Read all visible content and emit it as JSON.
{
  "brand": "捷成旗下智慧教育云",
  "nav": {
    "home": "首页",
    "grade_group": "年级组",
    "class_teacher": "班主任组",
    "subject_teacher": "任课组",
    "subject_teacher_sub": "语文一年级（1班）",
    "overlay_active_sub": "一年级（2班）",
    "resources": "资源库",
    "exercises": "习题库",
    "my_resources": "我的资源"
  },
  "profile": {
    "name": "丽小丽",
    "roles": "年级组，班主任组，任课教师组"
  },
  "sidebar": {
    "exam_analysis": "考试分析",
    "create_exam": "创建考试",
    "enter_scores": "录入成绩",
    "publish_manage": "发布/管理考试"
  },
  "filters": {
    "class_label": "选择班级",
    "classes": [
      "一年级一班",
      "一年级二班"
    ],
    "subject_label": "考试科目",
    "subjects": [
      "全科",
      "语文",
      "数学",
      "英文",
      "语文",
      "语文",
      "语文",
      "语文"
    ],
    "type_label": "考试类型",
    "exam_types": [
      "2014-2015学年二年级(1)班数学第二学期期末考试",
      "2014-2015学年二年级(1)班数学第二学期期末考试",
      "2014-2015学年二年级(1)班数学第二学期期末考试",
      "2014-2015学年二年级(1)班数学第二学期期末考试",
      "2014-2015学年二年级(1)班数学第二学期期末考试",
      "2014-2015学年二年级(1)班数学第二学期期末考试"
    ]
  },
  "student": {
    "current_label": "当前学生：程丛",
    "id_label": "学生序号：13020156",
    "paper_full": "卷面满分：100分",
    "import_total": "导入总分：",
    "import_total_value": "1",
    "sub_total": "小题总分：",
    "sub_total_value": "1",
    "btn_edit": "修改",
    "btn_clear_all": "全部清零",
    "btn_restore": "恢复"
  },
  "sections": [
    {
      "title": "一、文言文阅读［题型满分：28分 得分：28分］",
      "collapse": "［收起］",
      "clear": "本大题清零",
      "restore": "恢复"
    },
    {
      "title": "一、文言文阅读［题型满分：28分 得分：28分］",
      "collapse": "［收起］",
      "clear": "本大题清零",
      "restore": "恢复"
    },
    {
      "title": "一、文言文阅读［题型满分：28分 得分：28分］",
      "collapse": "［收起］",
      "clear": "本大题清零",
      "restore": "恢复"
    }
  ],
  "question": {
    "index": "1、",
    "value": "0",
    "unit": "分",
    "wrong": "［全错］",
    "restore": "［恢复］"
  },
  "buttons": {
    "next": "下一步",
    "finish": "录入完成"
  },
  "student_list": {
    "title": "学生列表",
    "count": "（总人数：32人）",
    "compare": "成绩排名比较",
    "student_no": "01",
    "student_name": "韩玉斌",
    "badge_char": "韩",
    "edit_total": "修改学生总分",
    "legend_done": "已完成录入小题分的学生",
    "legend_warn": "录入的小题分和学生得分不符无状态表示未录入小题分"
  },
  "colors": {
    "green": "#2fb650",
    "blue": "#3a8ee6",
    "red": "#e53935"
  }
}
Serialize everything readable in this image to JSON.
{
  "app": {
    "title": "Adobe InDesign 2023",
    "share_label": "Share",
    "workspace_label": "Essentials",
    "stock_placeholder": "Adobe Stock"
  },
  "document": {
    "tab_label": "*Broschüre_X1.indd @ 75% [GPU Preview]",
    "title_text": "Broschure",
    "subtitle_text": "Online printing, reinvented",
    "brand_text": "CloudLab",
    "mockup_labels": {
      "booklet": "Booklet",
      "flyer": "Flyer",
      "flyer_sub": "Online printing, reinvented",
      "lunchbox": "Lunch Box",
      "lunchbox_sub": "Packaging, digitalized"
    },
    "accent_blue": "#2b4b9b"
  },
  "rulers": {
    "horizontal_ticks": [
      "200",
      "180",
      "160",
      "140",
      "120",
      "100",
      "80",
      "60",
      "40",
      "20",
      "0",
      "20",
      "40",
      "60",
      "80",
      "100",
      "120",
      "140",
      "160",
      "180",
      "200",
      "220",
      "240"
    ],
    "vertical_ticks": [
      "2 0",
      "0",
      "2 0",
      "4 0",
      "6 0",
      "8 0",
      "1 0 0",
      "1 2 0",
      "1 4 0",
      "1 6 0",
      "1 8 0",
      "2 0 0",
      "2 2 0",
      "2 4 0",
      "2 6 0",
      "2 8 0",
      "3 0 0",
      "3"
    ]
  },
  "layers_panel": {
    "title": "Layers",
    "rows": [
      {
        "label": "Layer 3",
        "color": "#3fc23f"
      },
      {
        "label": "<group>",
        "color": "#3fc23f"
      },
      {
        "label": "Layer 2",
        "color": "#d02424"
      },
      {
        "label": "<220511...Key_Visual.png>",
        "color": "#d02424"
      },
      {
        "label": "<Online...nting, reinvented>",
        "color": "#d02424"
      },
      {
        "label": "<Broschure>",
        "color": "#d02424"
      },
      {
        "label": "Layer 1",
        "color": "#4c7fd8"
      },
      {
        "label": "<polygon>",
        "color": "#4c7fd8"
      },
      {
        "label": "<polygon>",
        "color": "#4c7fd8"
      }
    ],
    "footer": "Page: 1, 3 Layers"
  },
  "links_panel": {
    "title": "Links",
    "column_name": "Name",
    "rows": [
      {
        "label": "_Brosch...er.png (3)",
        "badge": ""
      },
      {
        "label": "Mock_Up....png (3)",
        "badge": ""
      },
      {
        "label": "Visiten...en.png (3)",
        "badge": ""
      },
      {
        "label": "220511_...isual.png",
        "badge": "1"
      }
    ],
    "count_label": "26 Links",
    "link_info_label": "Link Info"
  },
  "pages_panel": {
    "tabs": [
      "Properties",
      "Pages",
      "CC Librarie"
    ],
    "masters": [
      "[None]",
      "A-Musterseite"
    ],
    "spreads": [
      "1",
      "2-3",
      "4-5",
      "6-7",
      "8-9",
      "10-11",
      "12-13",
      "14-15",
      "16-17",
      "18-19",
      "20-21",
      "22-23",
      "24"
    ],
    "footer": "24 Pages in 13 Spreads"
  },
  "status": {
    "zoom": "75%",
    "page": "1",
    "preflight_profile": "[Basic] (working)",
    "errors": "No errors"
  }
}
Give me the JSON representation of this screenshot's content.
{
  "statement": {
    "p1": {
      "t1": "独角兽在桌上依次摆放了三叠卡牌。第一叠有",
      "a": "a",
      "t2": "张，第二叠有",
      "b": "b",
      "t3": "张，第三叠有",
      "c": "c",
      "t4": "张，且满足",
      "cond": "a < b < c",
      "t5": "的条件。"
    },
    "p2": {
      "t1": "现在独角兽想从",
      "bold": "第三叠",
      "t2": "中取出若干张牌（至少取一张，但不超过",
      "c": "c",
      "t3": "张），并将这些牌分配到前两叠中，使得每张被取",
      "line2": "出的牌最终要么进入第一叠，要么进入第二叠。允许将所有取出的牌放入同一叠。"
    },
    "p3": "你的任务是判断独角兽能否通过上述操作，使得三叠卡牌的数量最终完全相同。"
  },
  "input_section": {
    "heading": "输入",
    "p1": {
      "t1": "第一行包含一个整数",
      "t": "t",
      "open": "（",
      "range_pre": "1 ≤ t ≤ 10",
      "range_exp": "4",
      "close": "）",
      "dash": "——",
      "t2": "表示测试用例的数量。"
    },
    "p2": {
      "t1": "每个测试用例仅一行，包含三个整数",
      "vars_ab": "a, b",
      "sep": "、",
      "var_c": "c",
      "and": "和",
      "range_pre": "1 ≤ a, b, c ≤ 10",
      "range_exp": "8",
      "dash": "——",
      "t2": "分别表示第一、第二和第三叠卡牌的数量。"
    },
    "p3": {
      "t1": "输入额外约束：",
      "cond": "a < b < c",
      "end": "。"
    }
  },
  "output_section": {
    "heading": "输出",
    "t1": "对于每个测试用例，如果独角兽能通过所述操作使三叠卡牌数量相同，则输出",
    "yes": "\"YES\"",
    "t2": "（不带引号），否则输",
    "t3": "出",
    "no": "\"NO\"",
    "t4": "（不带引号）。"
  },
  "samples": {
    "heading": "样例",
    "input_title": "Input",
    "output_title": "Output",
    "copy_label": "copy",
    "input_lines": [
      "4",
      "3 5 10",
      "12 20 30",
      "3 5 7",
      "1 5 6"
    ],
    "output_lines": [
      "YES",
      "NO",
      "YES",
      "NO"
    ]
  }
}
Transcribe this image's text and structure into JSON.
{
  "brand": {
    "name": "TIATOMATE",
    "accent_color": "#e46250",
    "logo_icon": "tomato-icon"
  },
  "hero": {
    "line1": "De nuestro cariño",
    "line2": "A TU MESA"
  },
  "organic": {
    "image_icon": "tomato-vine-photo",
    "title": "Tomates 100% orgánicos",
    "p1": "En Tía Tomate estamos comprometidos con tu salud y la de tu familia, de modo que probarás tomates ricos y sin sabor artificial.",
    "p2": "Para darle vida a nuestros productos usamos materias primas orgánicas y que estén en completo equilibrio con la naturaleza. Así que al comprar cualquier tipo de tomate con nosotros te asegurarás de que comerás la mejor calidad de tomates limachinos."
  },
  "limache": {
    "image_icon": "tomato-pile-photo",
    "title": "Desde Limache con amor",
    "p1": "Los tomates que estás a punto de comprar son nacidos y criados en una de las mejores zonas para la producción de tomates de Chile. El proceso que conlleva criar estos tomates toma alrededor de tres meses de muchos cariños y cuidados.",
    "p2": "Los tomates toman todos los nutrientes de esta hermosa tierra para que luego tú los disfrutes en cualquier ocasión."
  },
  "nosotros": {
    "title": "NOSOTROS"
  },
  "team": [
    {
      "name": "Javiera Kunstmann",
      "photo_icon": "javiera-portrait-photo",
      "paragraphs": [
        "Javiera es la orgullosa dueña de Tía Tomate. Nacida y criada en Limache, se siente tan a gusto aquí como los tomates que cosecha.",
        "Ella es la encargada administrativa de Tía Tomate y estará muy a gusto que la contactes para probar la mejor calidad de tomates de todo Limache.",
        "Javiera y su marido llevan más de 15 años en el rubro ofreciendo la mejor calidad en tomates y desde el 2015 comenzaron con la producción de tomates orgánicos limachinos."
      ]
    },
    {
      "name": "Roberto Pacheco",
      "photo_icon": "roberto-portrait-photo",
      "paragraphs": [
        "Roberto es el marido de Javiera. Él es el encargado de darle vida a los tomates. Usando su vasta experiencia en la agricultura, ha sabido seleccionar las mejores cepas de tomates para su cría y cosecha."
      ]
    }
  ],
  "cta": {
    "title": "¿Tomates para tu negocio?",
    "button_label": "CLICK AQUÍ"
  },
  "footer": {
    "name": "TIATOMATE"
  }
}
+---+
> [Request]: Identify all lines where the word "marido" shows up. Copy them.

> [Result]:
        "Javiera y su marido llevan más de 15 años en el rubro ofreciendo la mejor calidad en tomates y desde el 2015 comenzaron con la producción de tomates orgánicos limachinos."
        "Roberto es el marido de Javiera. Él es el encargado de darle vida a los tomates. Usando su vasta experiencia en la agricultura, ha sabido seleccionar las mejores cepas de tomates para su cría y cosecha."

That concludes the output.